Records from a data collection:
**********
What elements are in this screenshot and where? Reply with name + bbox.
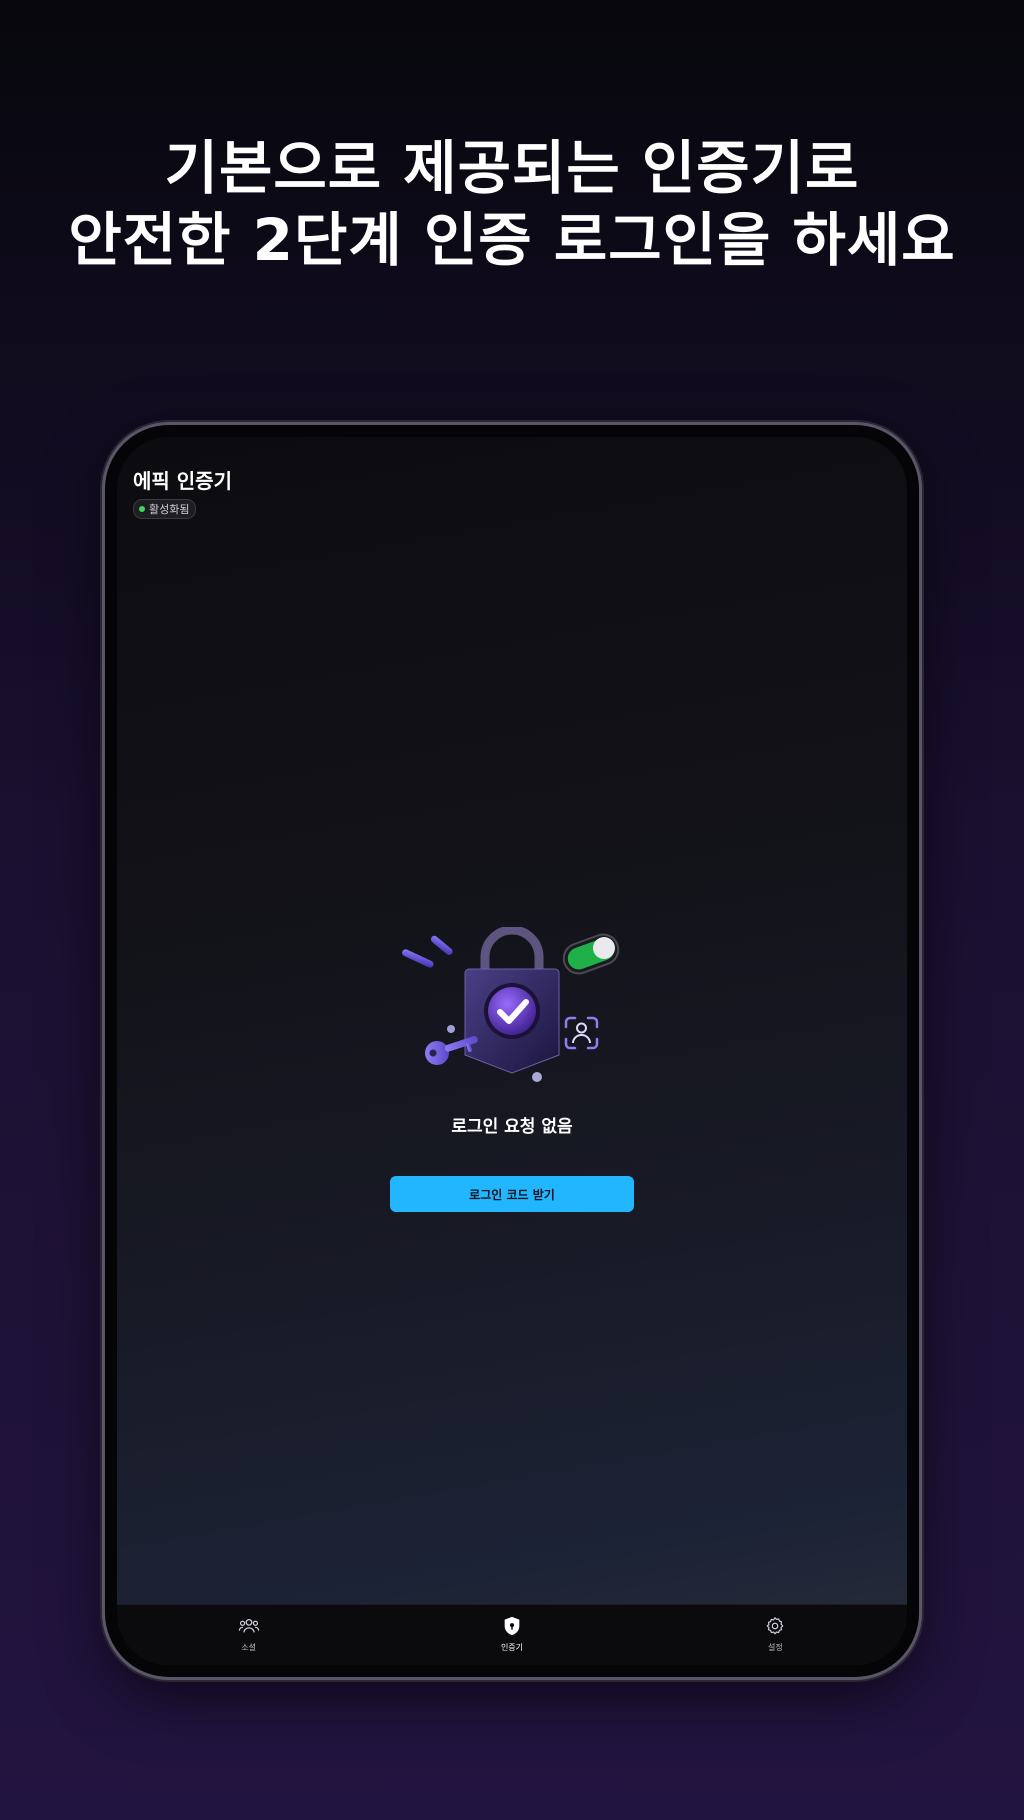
gear-icon (767, 1617, 784, 1635)
lock-illustration (402, 927, 620, 1082)
nav-item-settings[interactable]: 설정 (644, 1605, 907, 1665)
bottom-nav: 소셜 인증기 설정 (117, 1604, 907, 1665)
empty-state-text: 로그인 요청 없음 (451, 1117, 573, 1137)
nav-label-authenticator: 인증기 (500, 1643, 524, 1652)
tablet-frame: 에픽 인증기 활성화됨 로그인 요청 없음 로그인 코드 받기 소셜 인증기 설… (105, 425, 919, 1677)
app-title: 에픽 인증기 (133, 469, 232, 493)
headline-line-2: 안전한 2단계 인증 로그인을 하세요 (68, 206, 956, 274)
sparkle-sticks-icon (402, 935, 453, 968)
get-login-code-button[interactable]: 로그인 코드 받기 (390, 1176, 634, 1212)
headline: 기본으로 제공되는 인증기로 안전한 2단계 인증 로그인을 하세요 (0, 132, 1024, 276)
toggle-switch-icon (562, 933, 620, 975)
people-icon (238, 1618, 259, 1633)
status-label: 활성화됨 (149, 503, 190, 516)
shield-icon (504, 1616, 520, 1636)
status-badge: 활성화됨 (133, 499, 197, 519)
face-id-icon (564, 1016, 599, 1050)
nav-label-settings: 설정 (767, 1643, 783, 1652)
padlock-icon (464, 927, 560, 1074)
app-screen: 에픽 인증기 활성화됨 로그인 요청 없음 로그인 코드 받기 소셜 인증기 설… (117, 437, 907, 1665)
status-dot-icon (139, 506, 145, 512)
key-icon (425, 1036, 478, 1065)
nav-item-social[interactable]: 소셜 (117, 1605, 380, 1665)
nav-label-social: 소셜 (241, 1643, 257, 1652)
nav-item-authenticator[interactable]: 인증기 (380, 1605, 643, 1665)
headline-line-1: 기본으로 제공되는 인증기로 (164, 134, 860, 202)
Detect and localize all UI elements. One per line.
**********
▶ _What this task involves_
Rewrite all of the records above as a numbered list, one line per item, skipping any blank lines. Leave the pictures out.

▶ _Output below_
1. What elements are in this screenshot and where? Reply with name + bbox.
2. gear-icon (767, 1617, 784, 1635)
3. lock-illustration (402, 927, 620, 1082)
4. nav-item-settings[interactable]: 설정 (644, 1605, 907, 1665)
5. bottom-nav: 소셜 인증기 설정 (117, 1604, 907, 1665)
6. empty-state-text: 로그인 요청 없음 (451, 1117, 573, 1137)
7. nav-label-authenticator: 인증기 (500, 1643, 524, 1652)
8. tablet-frame: 에픽 인증기 활성화됨 로그인 요청 없음 로그인 코드 받기 소셜 인증기 설… (105, 425, 919, 1677)
9. app-title: 에픽 인증기 (133, 469, 232, 493)
10. headline-line-2: 안전한 2단계 인증 로그인을 하세요 (68, 206, 956, 274)
11. sparkle-sticks-icon (402, 935, 453, 968)
12. get-login-code-button[interactable]: 로그인 코드 받기 (390, 1176, 634, 1212)
13. headline: 기본으로 제공되는 인증기로 안전한 2단계 인증 로그인을 하세요 (0, 132, 1024, 276)
14. toggle-switch-icon (562, 933, 620, 975)
15. people-icon (238, 1618, 259, 1633)
16. status-label: 활성화됨 (149, 503, 190, 516)
17. shield-icon (504, 1616, 520, 1636)
18. status-badge: 활성화됨 (133, 499, 197, 519)
19. face-id-icon (564, 1016, 599, 1050)
20. nav-label-settings: 설정 (767, 1643, 783, 1652)
21. padlock-icon (464, 927, 560, 1074)
22. app-screen: 에픽 인증기 활성화됨 로그인 요청 없음 로그인 코드 받기 소셜 인증기 설… (117, 437, 907, 1665)
23. status-dot-icon (139, 506, 145, 512)
24. key-icon (425, 1036, 478, 1065)
25. nav-item-social[interactable]: 소셜 (117, 1605, 380, 1665)
26. nav-label-social: 소셜 (241, 1643, 257, 1652)
27. nav-item-authenticator[interactable]: 인증기 (380, 1605, 643, 1665)
28. headline-line-1: 기본으로 제공되는 인증기로 (164, 134, 860, 202)
29. Detect and localize all UI elements. One per line.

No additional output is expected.